WORK TO DO ->
Reproduce the records below in full and without edits, omitting images.

RECORDS TO USE ->

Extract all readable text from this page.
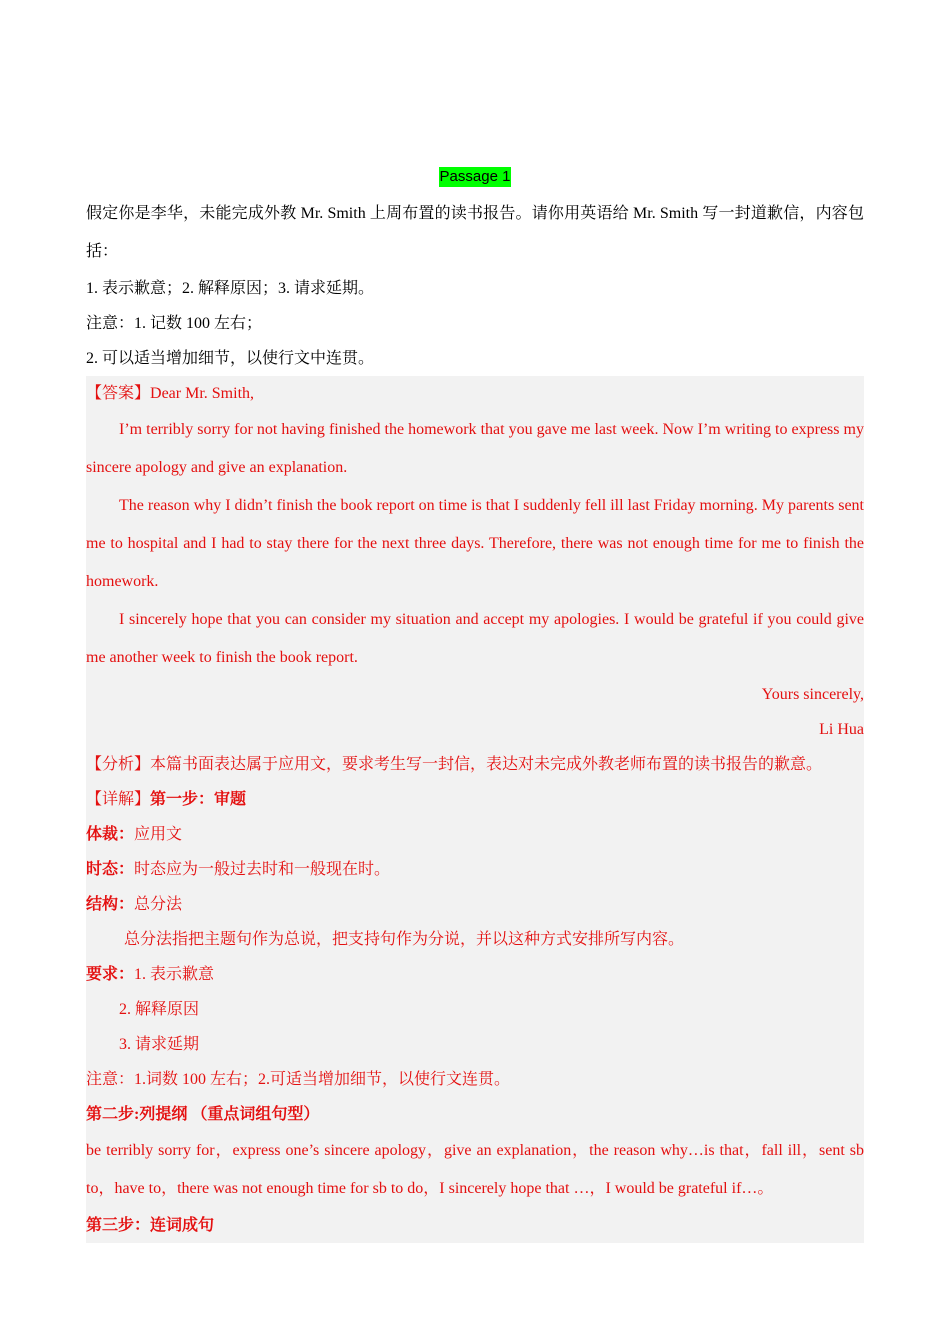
Passage 1
假定你是李华，未能完成外教 Mr. Smith 上周布置的读书报告。请你用英语给 Mr. Smith 写一封道歉信，内容包括：
1. 表示歉意；2. 解释原因；3. 请求延期。
注意：1. 记数 100 左右；
2. 可以适当增加细节，以使行文中连贯。
【答案】Dear Mr. Smith,
I’m terribly sorry for not having finished the homework that you gave me last week. Now I’m writing to express my sincere apology and give an explanation.
The reason why I didn’t finish the book report on time is that I suddenly fell ill last Friday morning. My parents sent me to hospital and I had to stay there for the next three days. Therefore, there was not enough time for me to finish the homework.
I sincerely hope that you can consider my situation and accept my apologies. I would be grateful if you could give me another week to finish the book report.
Yours sincerely,
Li Hua
【分析】本篇书面表达属于应用文，要求考生写一封信，表达对未完成外教老师布置的读书报告的歉意。
【详解】第一步：审题
体裁：应用文
时态：时态应为一般过去时和一般现在时。
结构：总分法
总分法指把主题句作为总说，把支持句作为分说，并以这种方式安排所写内容。
要求：1. 表示歉意
2. 解释原因
3. 请求延期
注意：1.词数 100 左右；2.可适当增加细节，以使行文连贯。
第二步:列提纲 （重点词组句型）
be terribly sorry for，express one’s sincere apology，give an explanation，the reason why…is that，fall ill，sent sb to，have to，there was not enough time for sb to do，I sincerely hope that …，I would be grateful if…。
第三步：连词成句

FINISHED TASK ->
Extract all readable text from this page.
Passage 1
假定你是李华，未能完成外教 Mr. Smith 上周布置的读书报告。请你用英语给 Mr. Smith 写一封道歉信，内容包括：
1. 表示歉意；2. 解释原因；3. 请求延期。
注意：1. 记数 100 左右；
2. 可以适当增加细节，以使行文中连贯。
【答案】Dear Mr. Smith,
I’m terribly sorry for not having finished the homework that you gave me last week. Now I’m writing to express my sincere apology and give an explanation.
The reason why I didn’t finish the book report on time is that I suddenly fell ill last Friday morning. My parents sent me to hospital and I had to stay there for the next three days. Therefore, there was not enough time for me to finish the homework.
I sincerely hope that you can consider my situation and accept my apologies. I would be grateful if you could give me another week to finish the book report.
Yours sincerely,
Li Hua
【分析】本篇书面表达属于应用文，要求考生写一封信，表达对未完成外教老师布置的读书报告的歉意。
【详解】第一步：审题
体裁：应用文
时态：时态应为一般过去时和一般现在时。
结构：总分法
总分法指把主题句作为总说，把支持句作为分说，并以这种方式安排所写内容。
要求：1. 表示歉意
2. 解释原因
3. 请求延期
注意：1.词数 100 左右；2.可适当增加细节，以使行文连贯。
第二步:列提纲 （重点词组句型）
be terribly sorry for，express one’s sincere apology，give an explanation，the reason why…is that，fall ill，sent sb to，have to，there was not enough time for sb to do，I sincerely hope that …，I would be grateful if…。
第三步：连词成句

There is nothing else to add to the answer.